- [Problem statement]: From the entries below, gather each line containing the word "every".

+++ Given entries

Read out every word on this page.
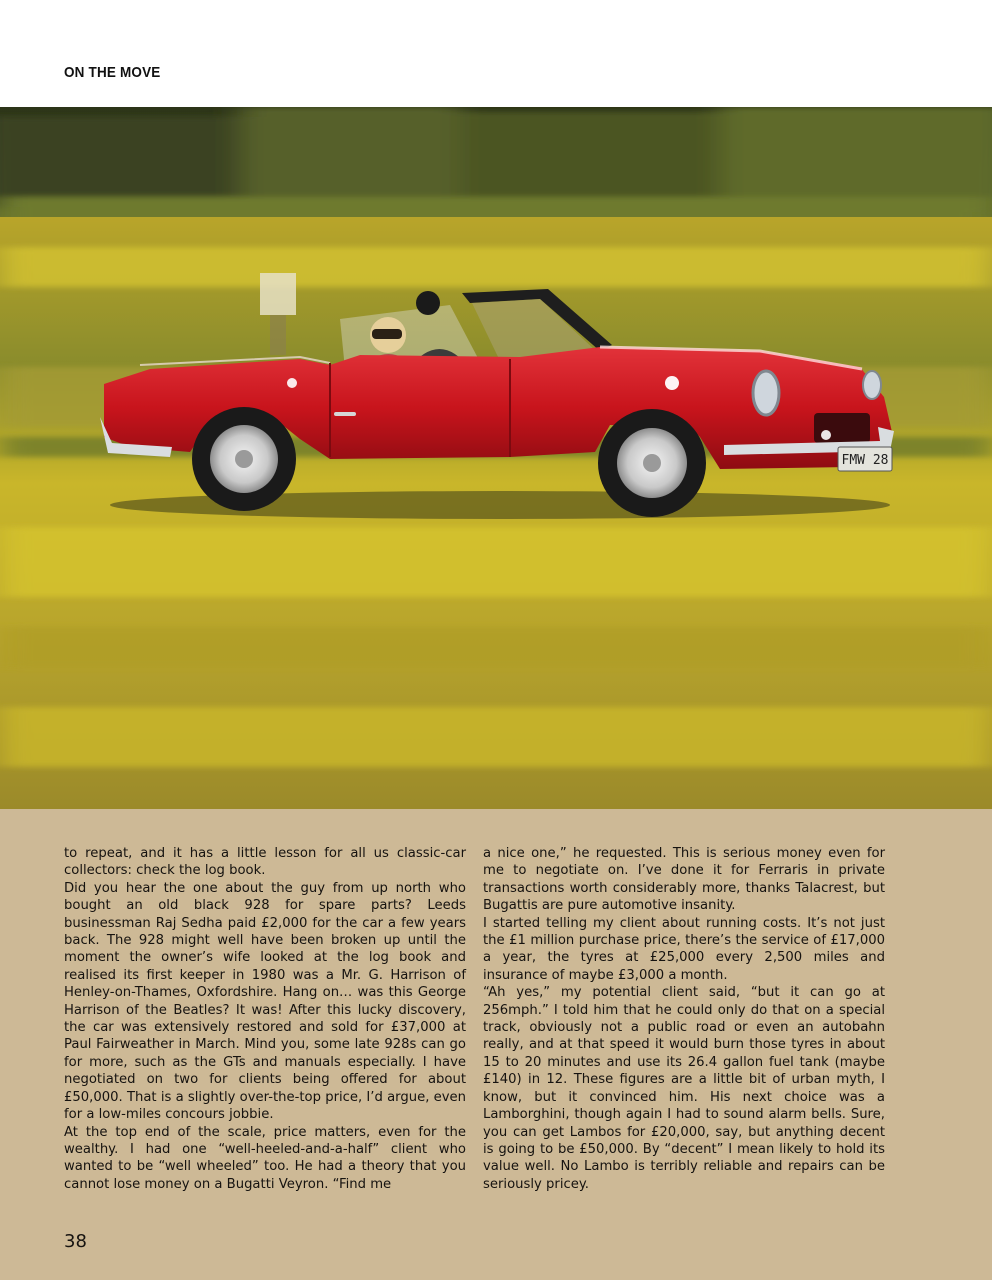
ON THE MOVE
FMW 28

to repeat, and it has a little lesson for all us classic-car collectors: check the log book.

Did you hear the one about the guy from up north who bought an old black 928 for spare parts? Leeds businessman Raj Sedha paid £2,000 for the car a few years back. The 928 might well have been broken up until the moment the owner’s wife looked at the log book and realised its first keeper in 1980 was a Mr. G. Harrison of Henley-on-Thames, Oxfordshire. Hang on… was this George Harrison of the Beatles? It was! After this lucky discovery, the car was extensively restored and sold for £37,000 at Paul Fairweather in March. Mind you, some late 928s can go for more, such as the GTs and manuals especially. I have negotiated on two for clients being offered for about £50,000. That is a slightly over-the-top price, I’d argue, even for a low-miles concours jobbie.

At the top end of the scale, price matters, even for the wealthy. I had one “well-heeled-and-a-half” client who wanted to be “well wheeled” too. He had a theory that you cannot lose money on a Bugatti Veyron. “Find me

a nice one,” he requested. This is serious money even for me to negotiate on. I’ve done it for Ferraris in private transactions worth considerably more, thanks Talacrest, but Bugattis are pure automotive insanity.

I started telling my client about running costs. It’s not just the £1 million purchase price, there’s the service of £17,000 a year, the tyres at £25,000 every 2,500 miles and insurance of maybe £3,000 a month.

“Ah yes,” my potential client said, “but it can go at 256mph.” I told him that he could only do that on a special track, obviously not a public road or even an autobahn really, and at that speed it would burn those tyres in about 15 to 20 minutes and use its 26.4 gallon fuel tank (maybe £140) in 12. These figures are a little bit of urban myth, I know, but it convinced him. His next choice was a Lamborghini, though again I had to sound alarm bells. Sure, you can get Lambos for £20,000, say, but anything decent is going to be £50,000. By “decent” I mean likely to hold its value well. No Lambo is terribly reliable and repairs can be seriously pricey.

38
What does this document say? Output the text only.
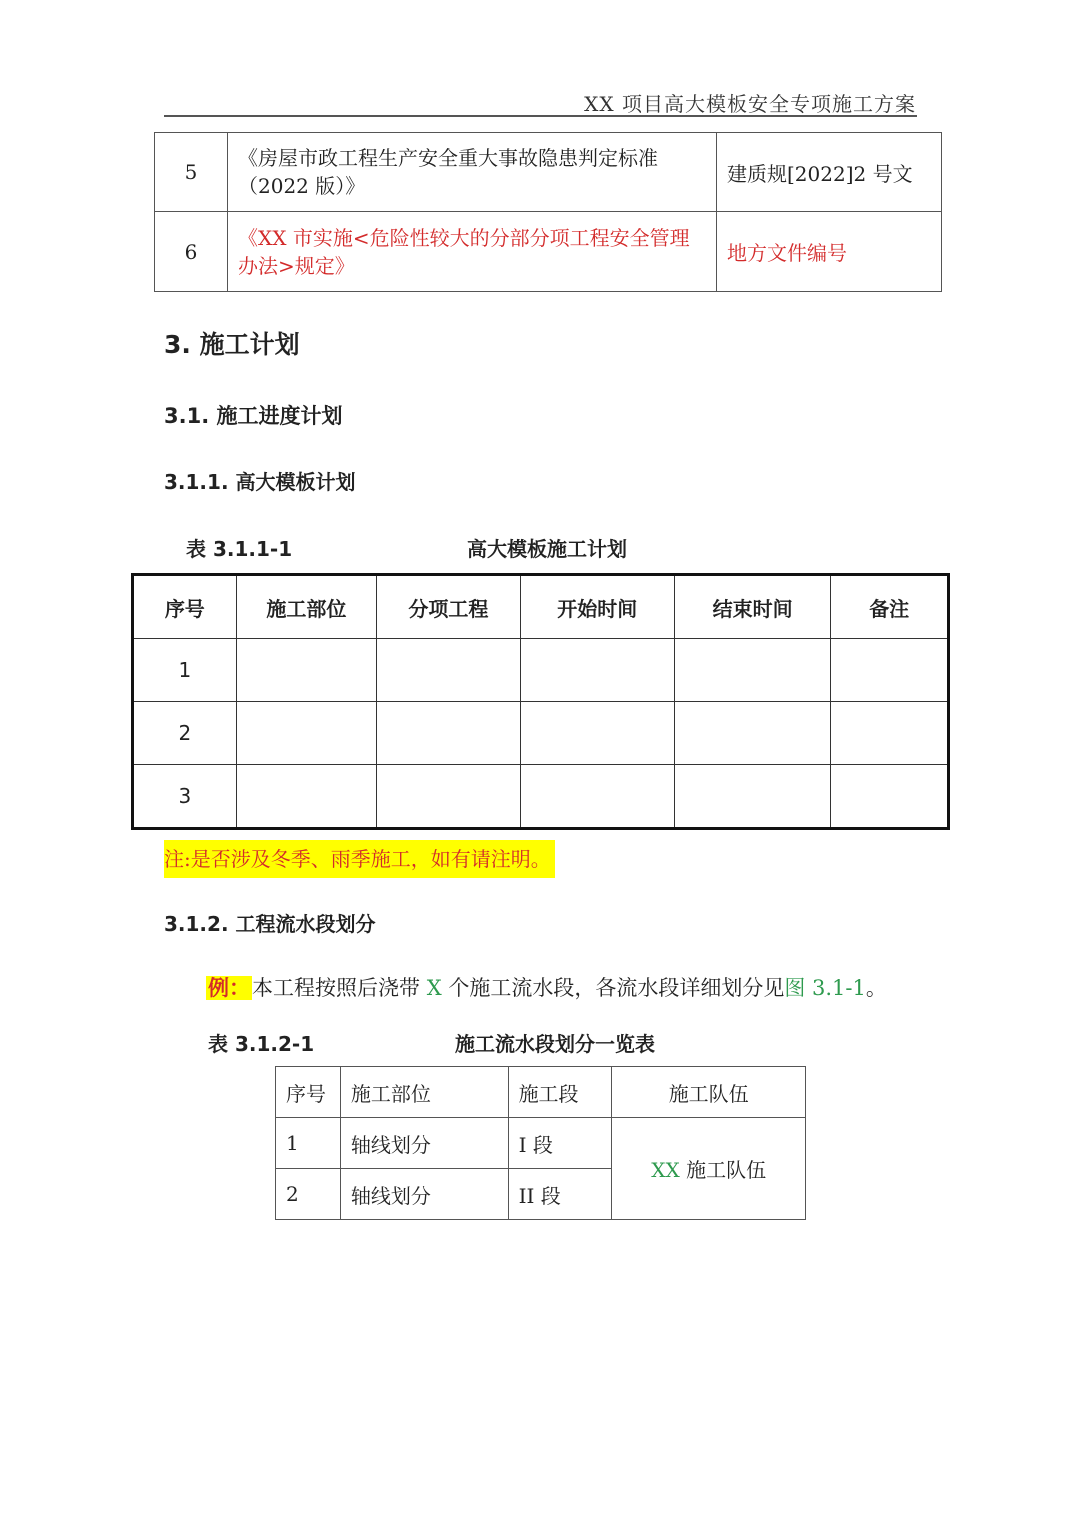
XX 项目高大模板安全专项施工方案
5	《房屋市政工程生产安全重大事故隐患判定标准（2022 版）》	建质规[2022]2 号文
6	《XX 市实施<危险性较大的分部分项工程安全管理办法>规定》	地方文件编号
3. 施工计划
3.1. 施工进度计划
3.1.1. 高大模板计划
表 3.1.1-1	高大模板施工计划
序号	施工部位	分项工程	开始时间	结束时间	备注
1					
2					
3					
注:是否涉及冬季、雨季施工，如有请注明。
3.1.2. 工程流水段划分
例：本工程按照后浇带 X 个施工流水段，各流水段详细划分见图 3.1-1。
表 3.1.2-1	施工流水段划分一览表
序号	施工部位	施工段	施工队伍
1	轴线划分	I 段	XX 施工队伍
2	轴线划分	II 段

++++++

- [Output of the task]:
Read out every word on this page.
I started telling my client about running costs. It’s not just the £1 million purchase price, there’s the service of £17,000 a year, the tyres at £25,000 every 2,500 miles and insurance of maybe £3,000 a month.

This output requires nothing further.